:: Items ::
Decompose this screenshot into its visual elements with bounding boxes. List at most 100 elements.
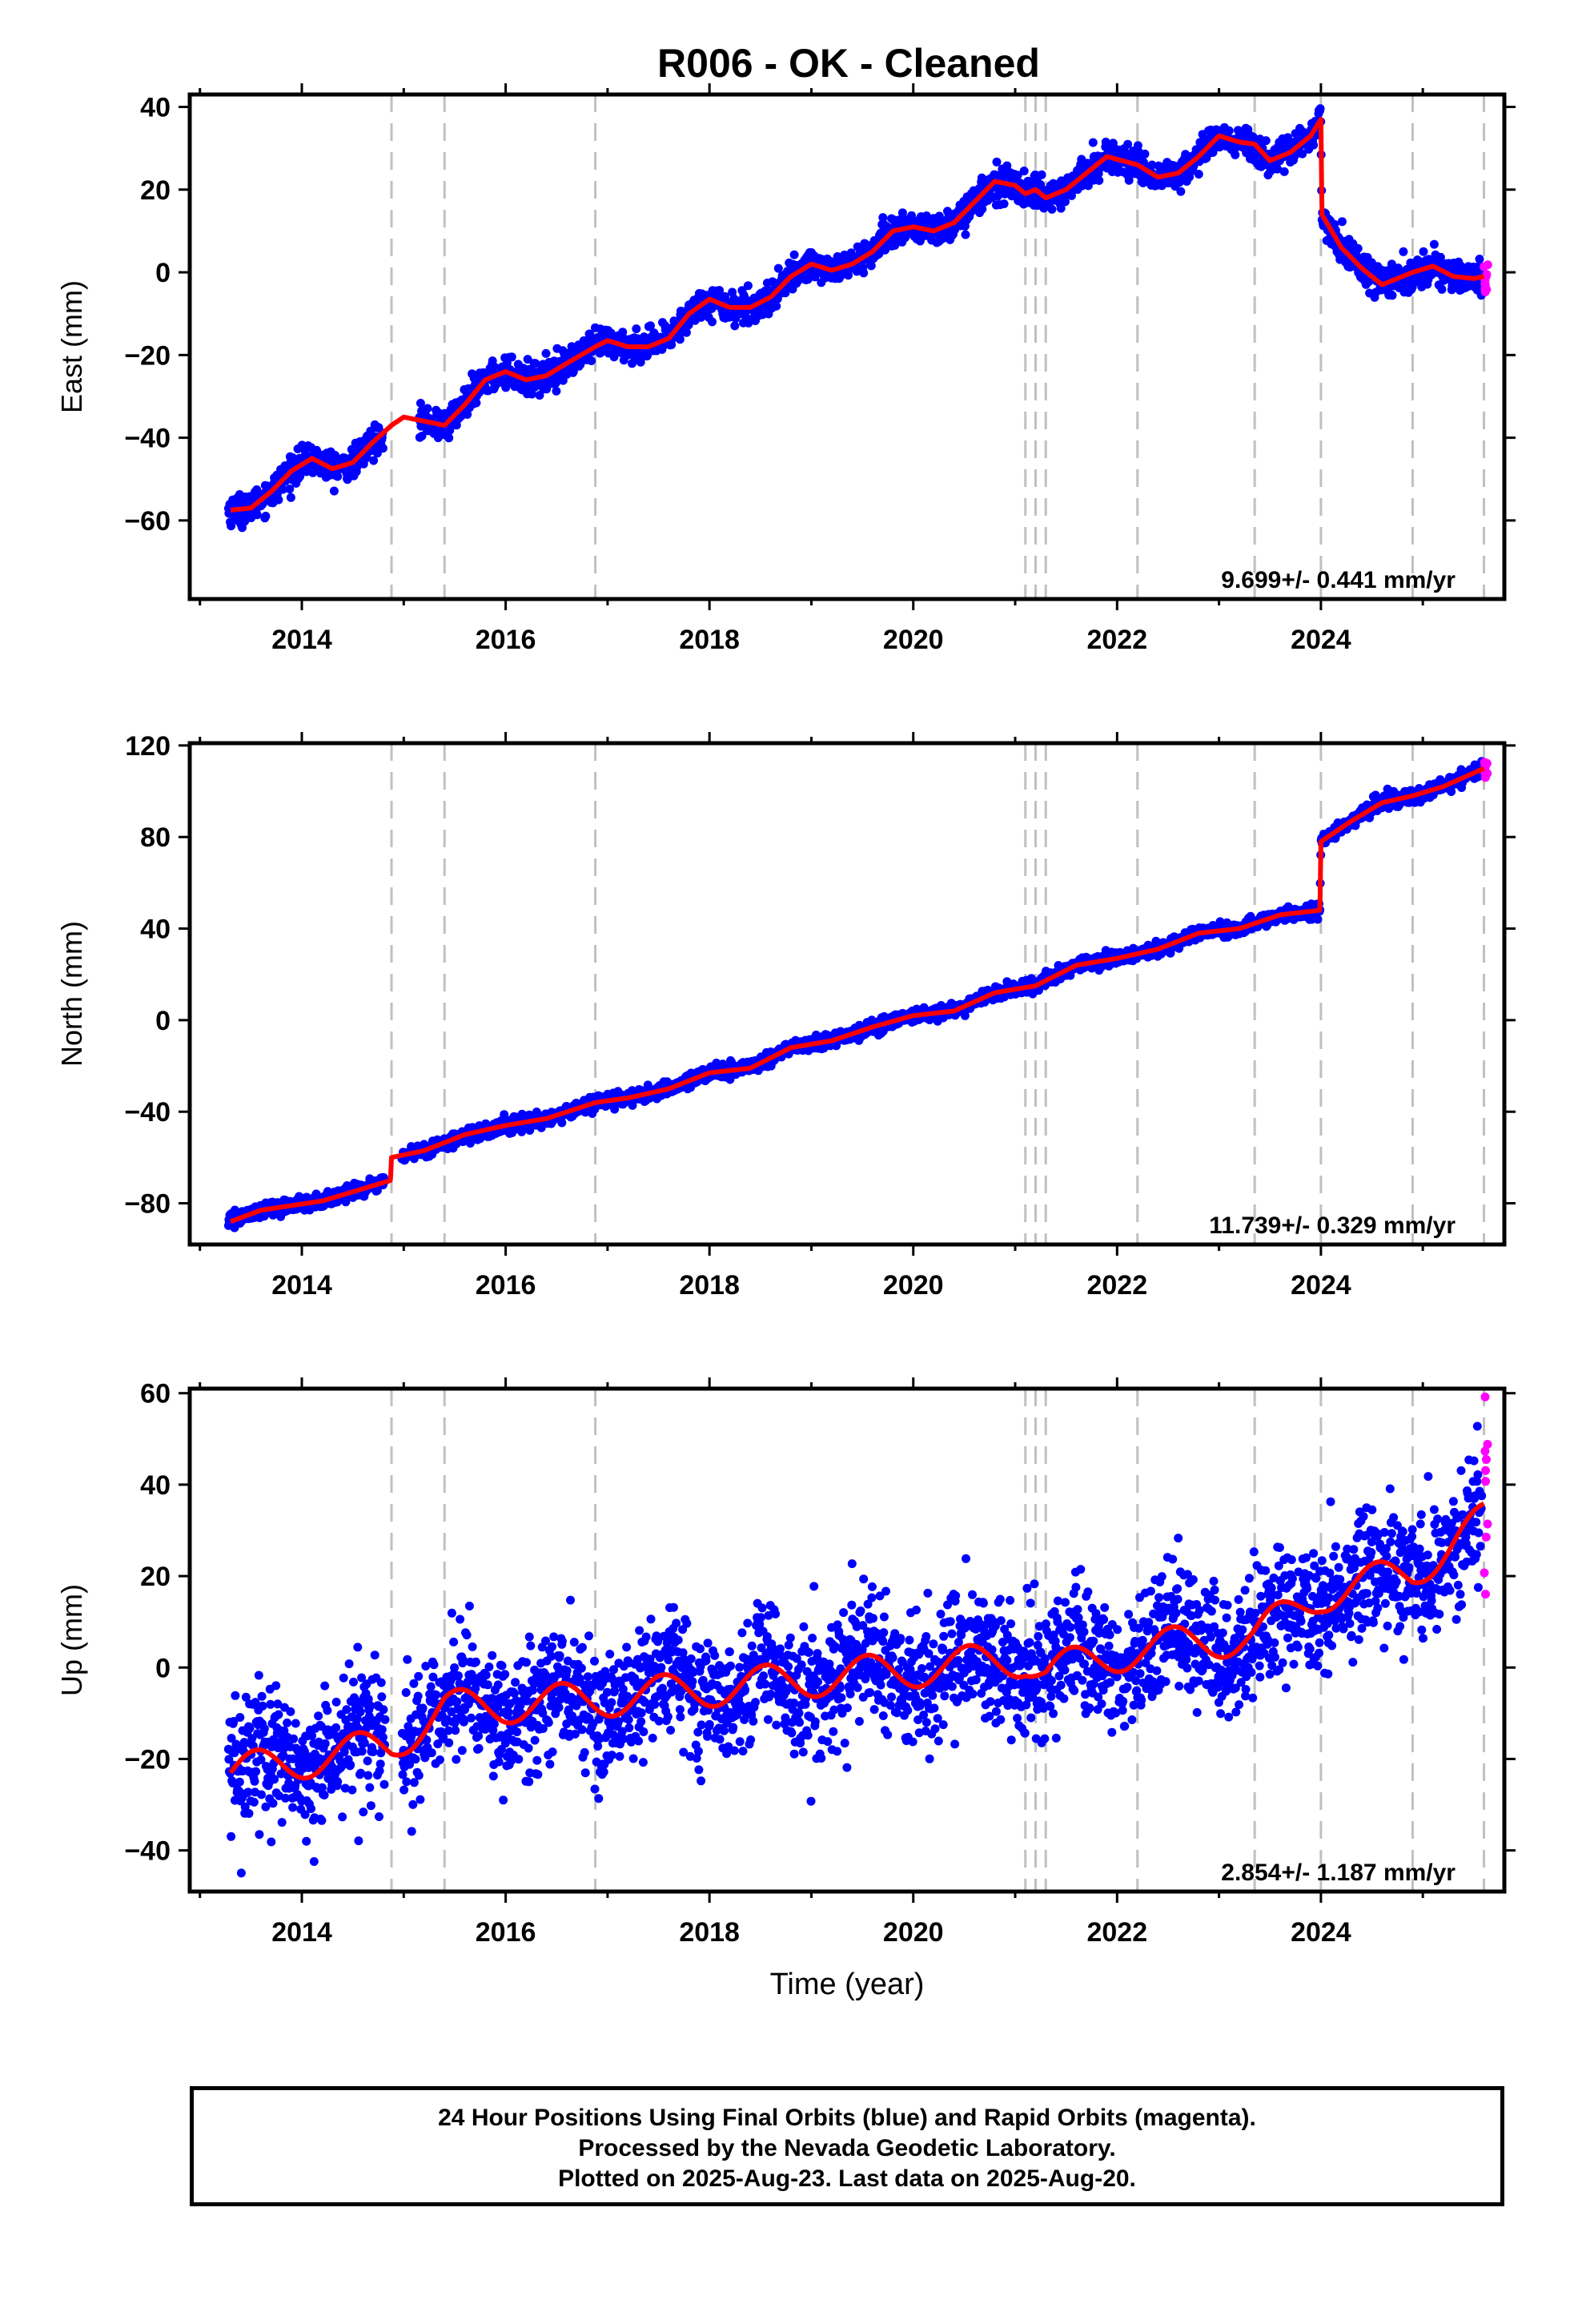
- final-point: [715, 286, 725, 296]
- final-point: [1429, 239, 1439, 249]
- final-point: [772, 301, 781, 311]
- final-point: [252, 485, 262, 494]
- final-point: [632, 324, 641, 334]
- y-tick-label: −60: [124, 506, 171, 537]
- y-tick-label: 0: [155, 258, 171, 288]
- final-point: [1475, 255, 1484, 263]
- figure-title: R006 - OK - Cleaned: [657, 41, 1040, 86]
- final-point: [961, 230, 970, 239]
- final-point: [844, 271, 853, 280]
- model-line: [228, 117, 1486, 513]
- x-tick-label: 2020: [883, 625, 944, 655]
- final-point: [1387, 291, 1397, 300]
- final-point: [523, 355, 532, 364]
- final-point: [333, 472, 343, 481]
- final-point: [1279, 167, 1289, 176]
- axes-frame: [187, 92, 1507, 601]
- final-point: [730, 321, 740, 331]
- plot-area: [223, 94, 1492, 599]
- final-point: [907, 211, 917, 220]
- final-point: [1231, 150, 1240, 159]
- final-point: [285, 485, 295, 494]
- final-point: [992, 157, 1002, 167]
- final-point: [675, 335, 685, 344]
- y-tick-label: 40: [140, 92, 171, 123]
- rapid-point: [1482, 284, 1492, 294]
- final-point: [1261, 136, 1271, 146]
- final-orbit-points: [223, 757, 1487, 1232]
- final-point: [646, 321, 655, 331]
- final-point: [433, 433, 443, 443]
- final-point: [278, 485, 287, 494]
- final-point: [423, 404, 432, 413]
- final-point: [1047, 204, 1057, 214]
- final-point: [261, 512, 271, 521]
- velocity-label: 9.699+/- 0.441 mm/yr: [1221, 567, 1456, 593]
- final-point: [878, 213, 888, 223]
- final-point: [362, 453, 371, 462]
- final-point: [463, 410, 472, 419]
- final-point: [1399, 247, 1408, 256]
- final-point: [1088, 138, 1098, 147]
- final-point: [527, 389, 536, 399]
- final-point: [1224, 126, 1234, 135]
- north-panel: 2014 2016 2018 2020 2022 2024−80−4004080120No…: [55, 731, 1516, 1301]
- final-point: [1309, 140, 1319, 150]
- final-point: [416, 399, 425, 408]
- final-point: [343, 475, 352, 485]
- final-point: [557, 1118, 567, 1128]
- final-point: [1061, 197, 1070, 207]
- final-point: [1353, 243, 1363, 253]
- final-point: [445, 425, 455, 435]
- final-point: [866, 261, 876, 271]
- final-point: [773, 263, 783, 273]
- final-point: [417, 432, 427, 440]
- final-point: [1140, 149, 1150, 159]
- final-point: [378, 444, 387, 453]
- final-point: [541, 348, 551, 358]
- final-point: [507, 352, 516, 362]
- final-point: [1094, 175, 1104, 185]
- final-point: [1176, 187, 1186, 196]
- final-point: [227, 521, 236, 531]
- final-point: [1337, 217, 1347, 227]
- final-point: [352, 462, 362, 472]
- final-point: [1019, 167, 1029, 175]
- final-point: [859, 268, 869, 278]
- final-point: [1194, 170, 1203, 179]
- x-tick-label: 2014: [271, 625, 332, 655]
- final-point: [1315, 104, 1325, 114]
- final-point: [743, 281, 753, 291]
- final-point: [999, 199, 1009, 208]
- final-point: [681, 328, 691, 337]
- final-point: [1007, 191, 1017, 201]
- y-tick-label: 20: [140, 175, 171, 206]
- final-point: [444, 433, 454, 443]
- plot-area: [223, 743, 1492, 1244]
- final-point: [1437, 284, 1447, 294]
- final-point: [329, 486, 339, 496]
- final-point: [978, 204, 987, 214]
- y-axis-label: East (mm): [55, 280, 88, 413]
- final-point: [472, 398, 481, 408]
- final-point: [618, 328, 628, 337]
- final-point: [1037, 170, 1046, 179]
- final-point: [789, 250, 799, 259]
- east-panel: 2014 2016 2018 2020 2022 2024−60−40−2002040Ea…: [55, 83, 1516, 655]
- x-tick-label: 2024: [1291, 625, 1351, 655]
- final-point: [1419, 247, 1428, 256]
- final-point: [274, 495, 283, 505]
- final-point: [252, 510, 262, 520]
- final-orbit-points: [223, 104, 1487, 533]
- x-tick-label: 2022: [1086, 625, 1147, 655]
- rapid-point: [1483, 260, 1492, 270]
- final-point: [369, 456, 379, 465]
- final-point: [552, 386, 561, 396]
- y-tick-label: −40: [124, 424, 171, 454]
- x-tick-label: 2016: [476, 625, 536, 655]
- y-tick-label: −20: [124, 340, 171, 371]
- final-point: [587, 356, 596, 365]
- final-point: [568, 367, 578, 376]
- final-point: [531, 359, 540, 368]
--
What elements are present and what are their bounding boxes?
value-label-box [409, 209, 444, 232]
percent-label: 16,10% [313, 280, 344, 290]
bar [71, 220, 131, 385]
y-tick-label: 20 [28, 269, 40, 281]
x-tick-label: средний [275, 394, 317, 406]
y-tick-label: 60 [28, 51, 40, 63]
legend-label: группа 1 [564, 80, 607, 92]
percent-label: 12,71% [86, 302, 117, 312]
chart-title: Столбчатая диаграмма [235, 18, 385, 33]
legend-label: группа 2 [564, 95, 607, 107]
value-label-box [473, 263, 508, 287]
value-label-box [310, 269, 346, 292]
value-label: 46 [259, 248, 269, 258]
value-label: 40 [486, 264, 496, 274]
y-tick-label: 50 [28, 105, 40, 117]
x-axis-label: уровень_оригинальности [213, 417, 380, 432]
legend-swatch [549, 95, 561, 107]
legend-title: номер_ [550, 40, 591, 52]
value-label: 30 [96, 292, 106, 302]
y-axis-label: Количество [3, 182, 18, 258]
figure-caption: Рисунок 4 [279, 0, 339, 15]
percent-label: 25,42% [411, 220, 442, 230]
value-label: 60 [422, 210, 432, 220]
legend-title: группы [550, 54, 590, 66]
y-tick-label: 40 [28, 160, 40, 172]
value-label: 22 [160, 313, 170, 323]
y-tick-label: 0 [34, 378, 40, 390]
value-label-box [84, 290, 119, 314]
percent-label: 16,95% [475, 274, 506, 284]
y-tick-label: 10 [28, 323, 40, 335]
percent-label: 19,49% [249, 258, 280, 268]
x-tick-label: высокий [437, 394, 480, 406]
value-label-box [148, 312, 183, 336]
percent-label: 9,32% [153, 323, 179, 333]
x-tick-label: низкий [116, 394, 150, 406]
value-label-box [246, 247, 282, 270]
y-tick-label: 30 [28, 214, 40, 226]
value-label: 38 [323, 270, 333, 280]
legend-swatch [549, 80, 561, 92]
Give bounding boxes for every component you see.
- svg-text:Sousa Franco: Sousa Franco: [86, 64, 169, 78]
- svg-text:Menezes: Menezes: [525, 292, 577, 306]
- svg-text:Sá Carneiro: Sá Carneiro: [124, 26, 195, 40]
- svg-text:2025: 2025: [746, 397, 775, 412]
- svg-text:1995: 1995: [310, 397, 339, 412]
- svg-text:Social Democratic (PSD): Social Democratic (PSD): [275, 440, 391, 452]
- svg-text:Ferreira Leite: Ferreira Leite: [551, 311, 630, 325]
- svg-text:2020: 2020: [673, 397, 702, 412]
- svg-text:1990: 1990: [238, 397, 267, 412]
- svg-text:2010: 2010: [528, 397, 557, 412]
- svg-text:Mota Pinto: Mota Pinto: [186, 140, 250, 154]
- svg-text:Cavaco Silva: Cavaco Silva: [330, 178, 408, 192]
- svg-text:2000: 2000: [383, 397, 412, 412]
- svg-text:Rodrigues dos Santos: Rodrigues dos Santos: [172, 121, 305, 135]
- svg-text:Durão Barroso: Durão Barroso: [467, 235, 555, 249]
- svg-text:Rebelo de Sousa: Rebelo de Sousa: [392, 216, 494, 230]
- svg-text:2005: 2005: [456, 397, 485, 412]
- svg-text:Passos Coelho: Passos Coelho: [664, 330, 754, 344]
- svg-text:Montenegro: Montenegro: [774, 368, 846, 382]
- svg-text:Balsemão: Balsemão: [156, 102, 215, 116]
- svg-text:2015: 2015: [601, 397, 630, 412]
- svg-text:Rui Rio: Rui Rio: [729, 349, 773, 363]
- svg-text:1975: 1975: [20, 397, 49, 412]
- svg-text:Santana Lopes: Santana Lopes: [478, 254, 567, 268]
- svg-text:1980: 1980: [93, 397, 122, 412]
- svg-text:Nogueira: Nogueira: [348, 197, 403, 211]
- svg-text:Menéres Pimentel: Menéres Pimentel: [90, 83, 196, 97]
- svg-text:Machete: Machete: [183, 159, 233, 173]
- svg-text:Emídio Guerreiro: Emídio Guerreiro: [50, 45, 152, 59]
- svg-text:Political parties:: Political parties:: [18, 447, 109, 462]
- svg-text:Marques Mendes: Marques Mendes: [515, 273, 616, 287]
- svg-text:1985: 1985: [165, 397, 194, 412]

:: Work instructions ::
Revise the listing from the line with "What elements are" to the line with "x-tick-label: средний [275, 394, 317, 406]": replace "bar" with "column" and leave everything else unchanged. Return only those lines.

:: Response to the exercise ::
What elements are present and what are their bounding boxes?
value-label-box [409, 209, 444, 232]
percent-label: 16,10% [313, 280, 344, 290]
column [71, 220, 131, 385]
y-tick-label: 20 [28, 269, 40, 281]
x-tick-label: средний [275, 394, 317, 406]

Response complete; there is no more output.